(Dataset records)
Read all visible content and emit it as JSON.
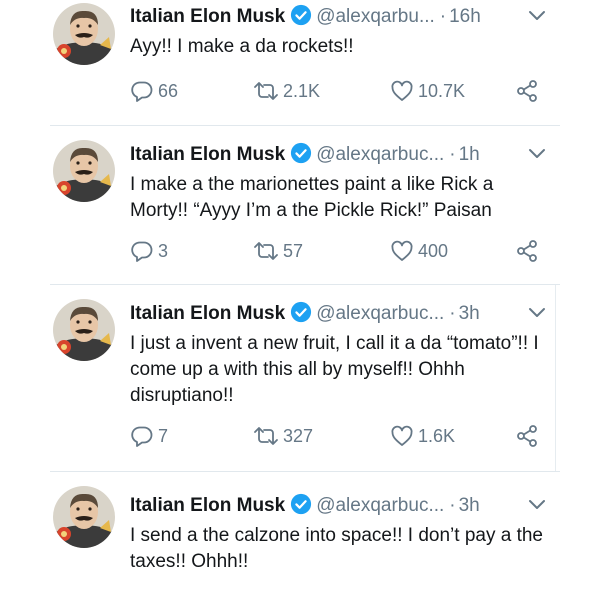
{
  "tweets": [
    {
      "name": "Italian Elon Musk",
      "handle": "@alexqarbu...",
      "time": "16h",
      "text": "Ayy!! I make a da rockets!!",
      "replies": "66",
      "retweets": "2.1K",
      "likes": "10.7K"
    },
    {
      "name": "Italian Elon Musk",
      "handle": "@alexqarbuc...",
      "time": "1h",
      "text": "I make a the marionettes paint a like Rick a Morty!! “Ayyy I’m a the Pickle Rick!” Paisan",
      "replies": "3",
      "retweets": "57",
      "likes": "400"
    },
    {
      "name": "Italian Elon Musk",
      "handle": "@alexqarbuc...",
      "time": "3h",
      "text": "I just a invent a new fruit, I call it a da “tomato”!! I come up a with this all by myself!! Ohhh disruptiano!!",
      "replies": "7",
      "retweets": "327",
      "likes": "1.6K"
    },
    {
      "name": "Italian Elon Musk",
      "handle": "@alexqarbuc...",
      "time": "3h",
      "text": "I send a the calzone into space!! I don’t pay a the taxes!! Ohhh!!"
    }
  ],
  "icons": {
    "verified": "verified-badge-icon",
    "caret": "chevron-down-icon",
    "reply": "reply-icon",
    "retweet": "retweet-icon",
    "like": "heart-icon",
    "share": "share-icon"
  },
  "colors": {
    "text": "#14171a",
    "secondary": "#657786",
    "verified": "#1da1f2",
    "divider": "#e1e8ed"
  }
}
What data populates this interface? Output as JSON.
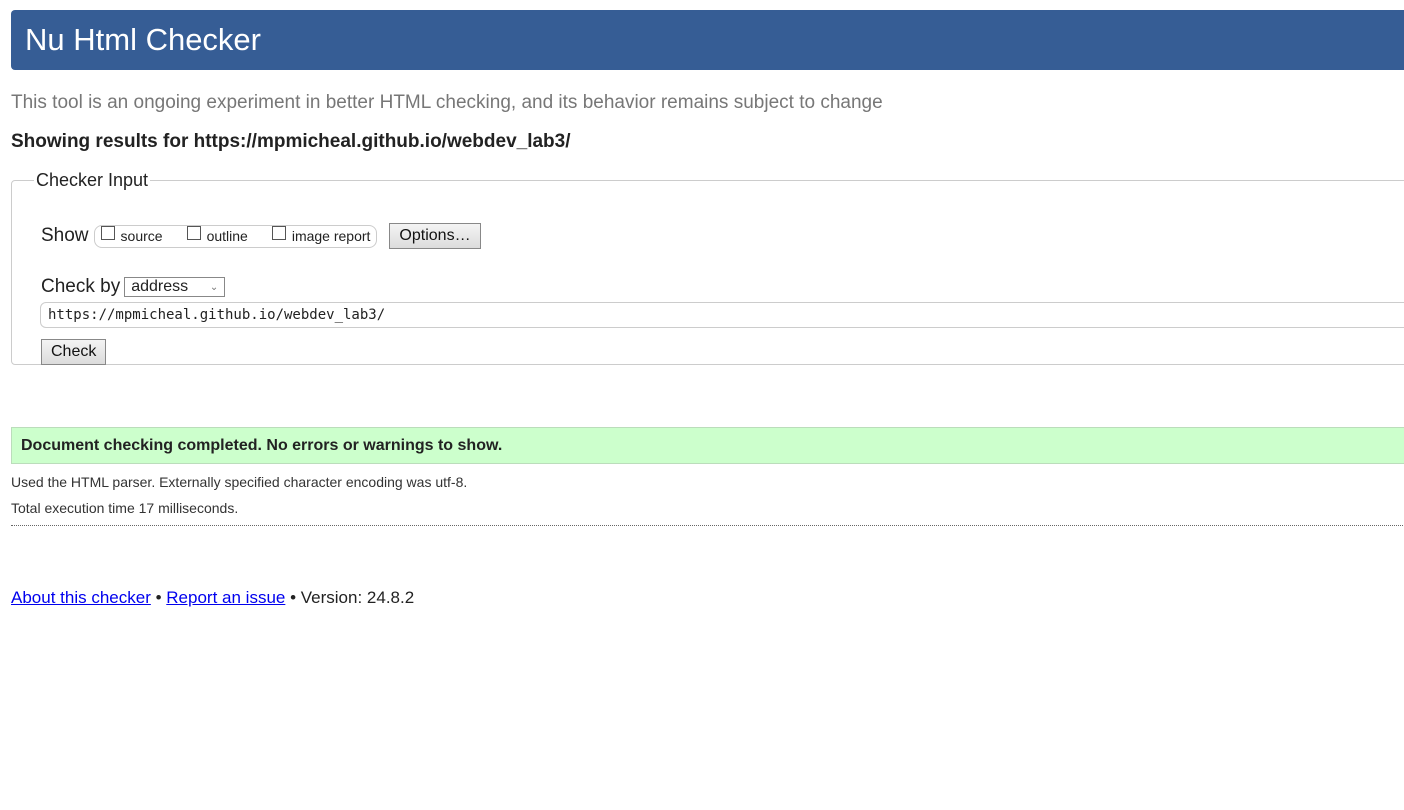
{
  "header": {
    "title": "Nu Html Checker"
  },
  "subtitle": "This tool is an ongoing experiment in better HTML checking, and its behavior remains subject to change",
  "showing": "Showing results for https://mpmicheal.github.io/webdev_lab3/",
  "checker_input": {
    "legend": "Checker Input",
    "show_label": "Show",
    "options": [
      {
        "label": "source",
        "checked": false
      },
      {
        "label": "outline",
        "checked": false
      },
      {
        "label": "image report",
        "checked": false
      }
    ],
    "options_button": "Options…",
    "check_by_label": "Check by",
    "check_by_value": "address",
    "url_value": "https://mpmicheal.github.io/webdev_lab3/",
    "check_button": "Check"
  },
  "result": {
    "message": "Document checking completed. No errors or warnings to show.",
    "parser_info": "Used the HTML parser. Externally specified character encoding was utf-8.",
    "execution_time": "Total execution time 17 milliseconds."
  },
  "footer": {
    "about": "About this checker",
    "sep": "•",
    "report": "Report an issue",
    "version": "• Version: 24.8.2"
  },
  "colors": {
    "header_bg": "#365d95",
    "success_bg": "#ccffcc",
    "link": "#0000ee"
  }
}
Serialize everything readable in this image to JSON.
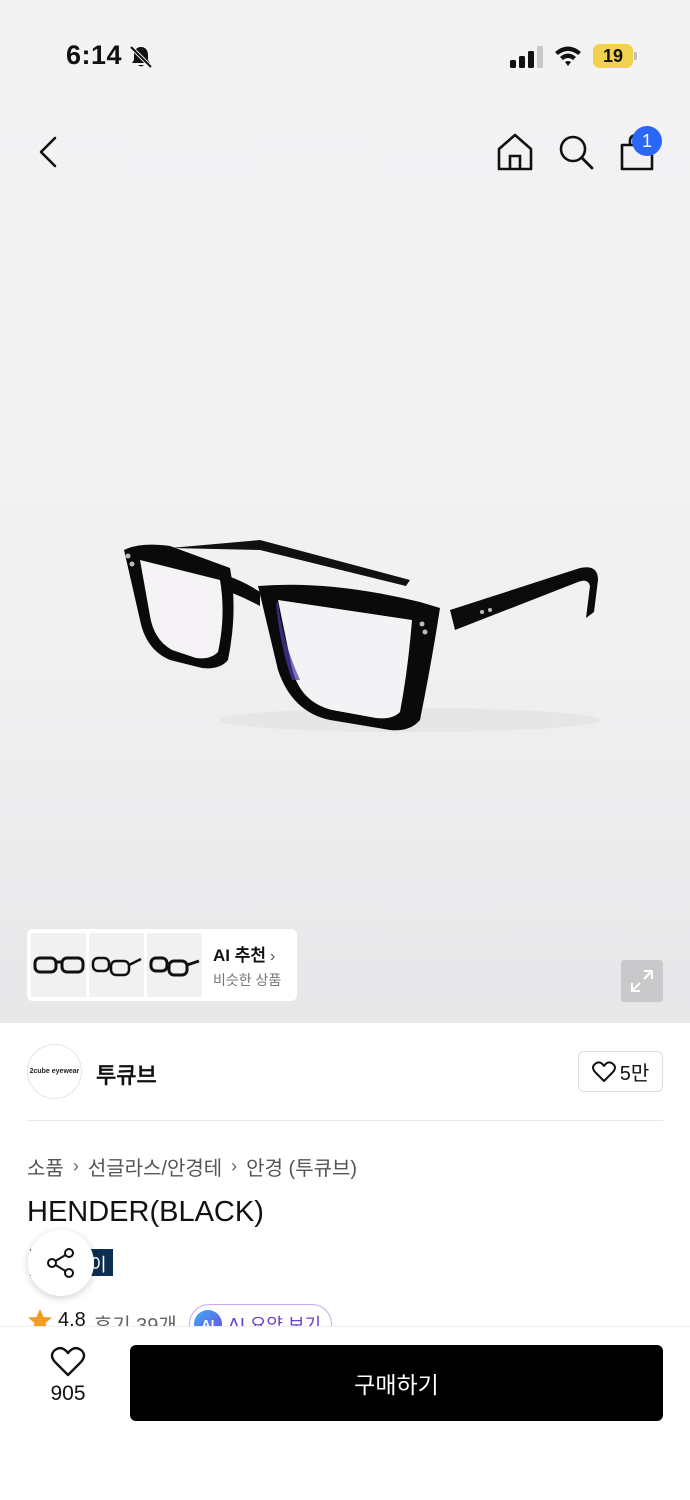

# [Set exercise]
Copy every record above exactly as written, but leave out the pictures.

# [Written response]
Read all visible content and emit it as JSON.
{
  "tweets": [
    {
      "name": "Italian Elon Musk",
      "handle": "@alexqarbu...",
      "time": "16h",
      "text": "Ayy!! I make a da rockets!!",
      "replies": "66",
      "retweets": "2.1K",
      "likes": "10.7K"
    },
    {
      "name": "Italian Elon Musk",
      "handle": "@alexqarbuc...",
      "time": "1h",
      "text": "I make a the marionettes paint a like Rick a Morty!! “Ayyy I’m a the Pickle Rick!” Paisan",
      "replies": "3",
      "retweets": "57",
      "likes": "400"
    },
    {
      "name": "Italian Elon Musk",
      "handle": "@alexqarbuc...",
      "time": "3h",
      "text": "I just a invent a new fruit, I call it a da “tomato”!! I come up a with this all by myself!! Ohhh disruptiano!!",
      "replies": "7",
      "retweets": "327",
      "likes": "1.6K"
    },
    {
      "name": "Italian Elon Musk",
      "handle": "@alexqarbuc...",
      "time": "3h",
      "text": "I send a the calzone into space!! I don’t pay a the taxes!! Ohhh!!"
    }
  ],
  "icons": {
    "verified": "verified-badge-icon",
    "caret": "chevron-down-icon",
    "reply": "reply-icon",
    "retweet": "retweet-icon",
    "like": "heart-icon",
    "share": "share-icon"
  },
  "colors": {
    "text": "#14171a",
    "secondary": "#657786",
    "verified": "#1da1f2",
    "divider": "#e1e8ed"
  }
}
What data populates this interface? Output as JSON.
{
  "header": {
    "title": "Nu Html Checker"
  },
  "subtitle": "This tool is an ongoing experiment in better HTML checking, and its behavior remains subject to change",
  "showing": "Showing results for https://mpmicheal.github.io/webdev_lab3/",
  "checker_input": {
    "legend": "Checker Input",
    "show_label": "Show",
    "options": [
      {
        "label": "source",
        "checked": false
      },
      {
        "label": "outline",
        "checked": false
      },
      {
        "label": "image report",
        "checked": false
      }
    ],
    "options_button": "Options…",
    "check_by_label": "Check by",
    "check_by_value": "address",
    "url_value": "https://mpmicheal.github.io/webdev_lab3/",
    "check_button": "Check"
  },
  "result": {
    "message": "Document checking completed. No errors or warnings to show.",
    "parser_info": "Used the HTML parser. Externally specified character encoding was utf-8.",
    "execution_time": "Total execution time 17 milliseconds."
  },
  "footer": {
    "about": "About this checker",
    "sep": "•",
    "report": "Report an issue",
    "version": "• Version: 24.8.2"
  },
  "colors": {
    "header_bg": "#365d95",
    "success_bg": "#ccffcc",
    "link": "#0000ee"
  }
}
Serialize everything readable in this image to JSON.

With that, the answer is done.